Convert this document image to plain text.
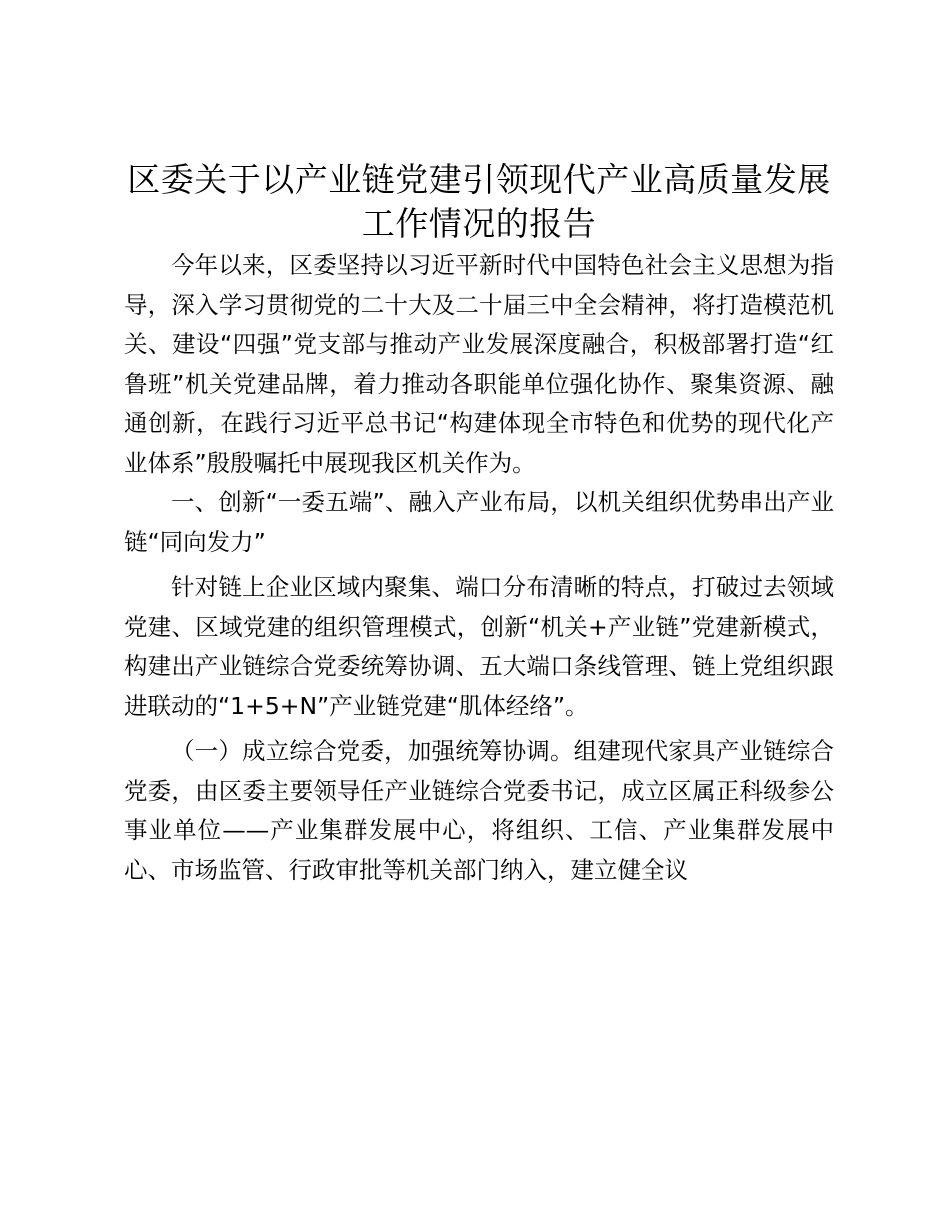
区委关于以产业链党建引领现代产业高质量发展工作情况的报告

今年以来，区委坚持以习近平新时代中国特色社会主义思想为指导，深入学习贯彻党的二十大及二十届三中全会精神，将打造模范机关、建设“四强”党支部与推动产业发展深度融合，积极部署打造“红鲁班”机关党建品牌，着力推动各职能单位强化协作、聚集资源、融通创新，在践行习近平总书记“构建体现全市特色和优势的现代化产业体系”殷殷嘱托中展现我区机关作为。

一、创新“一委五端”、融入产业布局，以机关组织优势串出产业链“同向发力”

针对链上企业区域内聚集、端口分布清晰的特点，打破过去领域党建、区域党建的组织管理模式，创新“机关+产业链”党建新模式，构建出产业链综合党委统筹协调、五大端口条线管理、链上党组织跟进联动的“1+5+N”产业链党建“肌体经络”。

（一）成立综合党委，加强统筹协调。组建现代家具产业链综合党委，由区委主要领导任产业链综合党委书记，成立区属正科级参公事业单位——产业集群发展中心，将组织、工信、产业集群发展中心、市场监管、行政审批等机关部门纳入，建立健全议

+++++

» WRITTEN REQUEST: Reproduce the full listing above verbatim, with no pictures included.

» ANSWER FOR THIS EXERCISE:
Convert this document image to plain text.
区委关于以产业链党建引领现代产业高质量发展工作情况的报告

今年以来，区委坚持以习近平新时代中国特色社会主义思想为指导，深入学习贯彻党的二十大及二十届三中全会精神，将打造模范机关、建设“四强”党支部与推动产业发展深度融合，积极部署打造“红鲁班”机关党建品牌，着力推动各职能单位强化协作、聚集资源、融通创新，在践行习近平总书记“构建体现全市特色和优势的现代化产业体系”殷殷嘱托中展现我区机关作为。

一、创新“一委五端”、融入产业布局，以机关组织优势串出产业链“同向发力”

针对链上企业区域内聚集、端口分布清晰的特点，打破过去领域党建、区域党建的组织管理模式，创新“机关+产业链”党建新模式，构建出产业链综合党委统筹协调、五大端口条线管理、链上党组织跟进联动的“1+5+N”产业链党建“肌体经络”。

（一）成立综合党委，加强统筹协调。组建现代家具产业链综合党委，由区委主要领导任产业链综合党委书记，成立区属正科级参公事业单位——产业集群发展中心，将组织、工信、产业集群发展中心、市场监管、行政审批等机关部门纳入，建立健全议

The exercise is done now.